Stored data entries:
## start
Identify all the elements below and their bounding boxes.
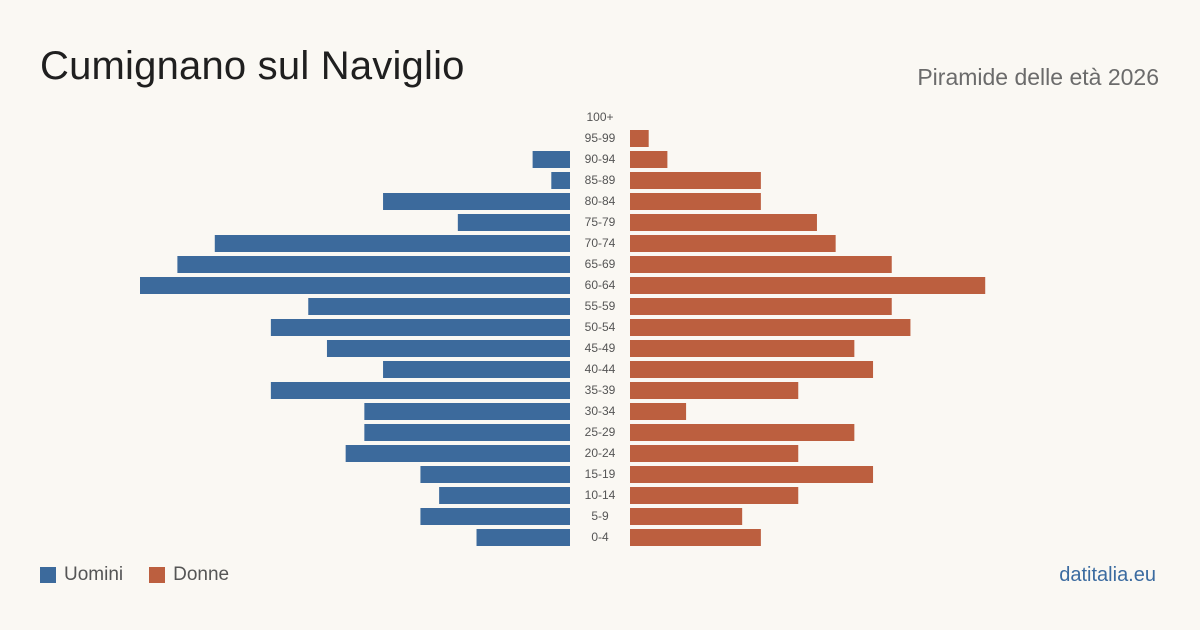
bar-women-5-9 bbox=[630, 508, 743, 525]
chart-subtitle: Piramide delle età 2026 bbox=[917, 64, 1159, 90]
bar-men-35-39 bbox=[270, 382, 570, 399]
bar-women-0-4 bbox=[630, 529, 761, 546]
age-label-55-59: 55-59 bbox=[585, 299, 616, 313]
bar-men-65-69 bbox=[177, 256, 571, 273]
bar-men-15-19 bbox=[420, 466, 570, 483]
bar-women-95-99 bbox=[630, 130, 649, 147]
bar-women-15-19 bbox=[630, 466, 874, 483]
legend-swatch-women bbox=[149, 567, 166, 583]
age-label-35-39: 35-39 bbox=[585, 383, 616, 397]
age-label-30-34: 30-34 bbox=[585, 404, 616, 418]
bar-women-55-59 bbox=[630, 298, 892, 315]
bar-women-45-49 bbox=[630, 340, 855, 357]
population-pyramid-chart: 100+ 95-99 90-94 85-89 80-84 75-79 70-74 65-69 6… bbox=[140, 110, 986, 546]
bar-women-50-54 bbox=[630, 319, 911, 336]
legend-item-men: Uomini bbox=[40, 564, 123, 586]
age-label-85-89: 85-89 bbox=[585, 173, 616, 187]
bar-women-35-39 bbox=[630, 382, 799, 399]
bar-women-80-84 bbox=[630, 193, 761, 210]
age-label-50-54: 50-54 bbox=[585, 320, 616, 334]
bar-women-85-89 bbox=[630, 172, 761, 189]
age-label-10-14: 10-14 bbox=[585, 488, 616, 502]
bar-women-60-64 bbox=[630, 277, 986, 294]
bar-women-90-94 bbox=[630, 151, 668, 168]
bar-men-85-89 bbox=[551, 172, 570, 189]
bar-men-80-84 bbox=[383, 193, 570, 210]
bar-women-20-24 bbox=[630, 445, 799, 462]
bar-women-70-74 bbox=[630, 235, 836, 252]
age-label-100plus: 100+ bbox=[586, 110, 613, 124]
source-link[interactable]: datitalia.eu bbox=[1059, 564, 1156, 586]
age-label-95-99: 95-99 bbox=[585, 131, 616, 145]
bar-men-70-74 bbox=[214, 235, 571, 252]
bar-women-40-44 bbox=[630, 361, 874, 378]
age-label-70-74: 70-74 bbox=[585, 236, 616, 250]
age-label-65-69: 65-69 bbox=[585, 257, 616, 271]
page-title: Cumignano sul Naviglio bbox=[40, 44, 465, 88]
bar-men-50-54 bbox=[270, 319, 570, 336]
age-label-25-29: 25-29 bbox=[585, 425, 616, 439]
age-label-60-64: 60-64 bbox=[585, 278, 616, 292]
legend-label-women: Donne bbox=[173, 564, 230, 585]
bar-men-20-24 bbox=[345, 445, 570, 462]
age-label-75-79: 75-79 bbox=[585, 215, 616, 229]
legend-swatch-men bbox=[40, 567, 56, 583]
age-label-90-94: 90-94 bbox=[585, 152, 616, 166]
bar-men-75-79 bbox=[457, 214, 570, 231]
bar-women-75-79 bbox=[630, 214, 817, 231]
bar-women-25-29 bbox=[630, 424, 855, 441]
age-label-40-44: 40-44 bbox=[585, 362, 616, 376]
bar-women-10-14 bbox=[630, 487, 799, 504]
legend-label-men: Uomini bbox=[64, 564, 124, 585]
bar-men-0-4 bbox=[476, 529, 570, 546]
age-label-15-19: 15-19 bbox=[585, 467, 616, 481]
age-label-45-49: 45-49 bbox=[585, 341, 616, 355]
age-label-5-9: 5-9 bbox=[591, 509, 609, 523]
age-label-0-4: 0-4 bbox=[591, 530, 609, 544]
bar-men-5-9 bbox=[420, 508, 570, 525]
legend: Uomini Donne bbox=[40, 564, 255, 586]
bar-men-25-29 bbox=[364, 424, 570, 441]
bar-men-90-94 bbox=[532, 151, 570, 168]
bar-men-60-64 bbox=[140, 277, 570, 294]
bar-women-30-34 bbox=[630, 403, 687, 420]
bar-men-55-59 bbox=[308, 298, 570, 315]
bar-women-65-69 bbox=[630, 256, 892, 273]
bar-men-40-44 bbox=[383, 361, 570, 378]
bar-men-30-34 bbox=[364, 403, 570, 420]
age-label-80-84: 80-84 bbox=[585, 194, 616, 208]
age-label-20-24: 20-24 bbox=[585, 446, 616, 460]
bar-men-10-14 bbox=[439, 487, 570, 504]
legend-item-women: Donne bbox=[149, 564, 229, 586]
bar-men-45-49 bbox=[326, 340, 570, 357]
## end
◆ Direction
Rewrite every line of the entries above as a numbered list, skipping blank lines. Leave out any pictures.

◆ Exercise solution
1. Identify all the elements below and their bounding boxes.
2. bar-women-5-9 bbox=[630, 508, 743, 525]
3. chart-subtitle: Piramide delle età 2026 bbox=[917, 64, 1159, 90]
4. bar-men-35-39 bbox=[270, 382, 570, 399]
5. bar-women-0-4 bbox=[630, 529, 761, 546]
6. age-label-55-59: 55-59 bbox=[585, 299, 616, 313]
7. bar-men-65-69 bbox=[177, 256, 571, 273]
8. bar-men-15-19 bbox=[420, 466, 570, 483]
9. bar-women-95-99 bbox=[630, 130, 649, 147]
10. bar-women-15-19 bbox=[630, 466, 874, 483]
11. legend-swatch-women bbox=[149, 567, 166, 583]
12. age-label-35-39: 35-39 bbox=[585, 383, 616, 397]
13. age-label-30-34: 30-34 bbox=[585, 404, 616, 418]
14. bar-women-55-59 bbox=[630, 298, 892, 315]
15. bar-women-45-49 bbox=[630, 340, 855, 357]
16. population-pyramid-chart: 100+ 95-99 90-94 85-89 80-84 75-79 70-74 65-69 6… bbox=[140, 110, 986, 546]
17. bar-women-50-54 bbox=[630, 319, 911, 336]
18. legend-item-men: Uomini bbox=[40, 564, 123, 586]
19. age-label-85-89: 85-89 bbox=[585, 173, 616, 187]
20. bar-women-35-39 bbox=[630, 382, 799, 399]
21. bar-women-80-84 bbox=[630, 193, 761, 210]
22. age-label-50-54: 50-54 bbox=[585, 320, 616, 334]
23. bar-women-85-89 bbox=[630, 172, 761, 189]
24. age-label-10-14: 10-14 bbox=[585, 488, 616, 502]
25. bar-women-60-64 bbox=[630, 277, 986, 294]
26. bar-women-90-94 bbox=[630, 151, 668, 168]
27. bar-men-85-89 bbox=[551, 172, 570, 189]
28. bar-men-80-84 bbox=[383, 193, 570, 210]
29. bar-women-20-24 bbox=[630, 445, 799, 462]
30. bar-women-70-74 bbox=[630, 235, 836, 252]
31. age-label-100plus: 100+ bbox=[586, 110, 613, 124]
32. source-link[interactable]: datitalia.eu bbox=[1059, 564, 1156, 586]
33. age-label-95-99: 95-99 bbox=[585, 131, 616, 145]
34. bar-men-70-74 bbox=[214, 235, 571, 252]
35. bar-women-40-44 bbox=[630, 361, 874, 378]
36. age-label-70-74: 70-74 bbox=[585, 236, 616, 250]
37. age-label-65-69: 65-69 bbox=[585, 257, 616, 271]
38. page-title: Cumignano sul Naviglio bbox=[40, 44, 465, 88]
39. bar-men-50-54 bbox=[270, 319, 570, 336]
40. age-label-25-29: 25-29 bbox=[585, 425, 616, 439]
41. age-label-60-64: 60-64 bbox=[585, 278, 616, 292]
42. legend-label-women: Donne bbox=[173, 564, 230, 585]
43. bar-men-20-24 bbox=[345, 445, 570, 462]
44. age-label-75-79: 75-79 bbox=[585, 215, 616, 229]
45. legend-swatch-men bbox=[40, 567, 56, 583]
46. age-label-90-94: 90-94 bbox=[585, 152, 616, 166]
47. bar-men-75-79 bbox=[457, 214, 570, 231]
48. bar-women-75-79 bbox=[630, 214, 817, 231]
49. bar-women-25-29 bbox=[630, 424, 855, 441]
50. age-label-40-44: 40-44 bbox=[585, 362, 616, 376]
51. bar-women-10-14 bbox=[630, 487, 799, 504]
52. legend-label-men: Uomini bbox=[64, 564, 124, 585]
53. bar-men-0-4 bbox=[476, 529, 570, 546]
54. age-label-15-19: 15-19 bbox=[585, 467, 616, 481]
55. age-label-45-49: 45-49 bbox=[585, 341, 616, 355]
56. age-label-5-9: 5-9 bbox=[591, 509, 609, 523]
57. age-label-0-4: 0-4 bbox=[591, 530, 609, 544]
58. bar-men-5-9 bbox=[420, 508, 570, 525]
59. legend: Uomini Donne bbox=[40, 564, 255, 586]
60. bar-men-25-29 bbox=[364, 424, 570, 441]
61. bar-men-90-94 bbox=[532, 151, 570, 168]
62. bar-men-60-64 bbox=[140, 277, 570, 294]
63. bar-women-30-34 bbox=[630, 403, 687, 420]
64. bar-men-55-59 bbox=[308, 298, 570, 315]
65. bar-women-65-69 bbox=[630, 256, 892, 273]
66. bar-men-40-44 bbox=[383, 361, 570, 378]
67. bar-men-30-34 bbox=[364, 403, 570, 420]
68. age-label-80-84: 80-84 bbox=[585, 194, 616, 208]
69. age-label-20-24: 20-24 bbox=[585, 446, 616, 460]
70. bar-men-10-14 bbox=[439, 487, 570, 504]
71. legend-item-women: Donne bbox=[149, 564, 229, 586]
72. bar-men-45-49 bbox=[326, 340, 570, 357]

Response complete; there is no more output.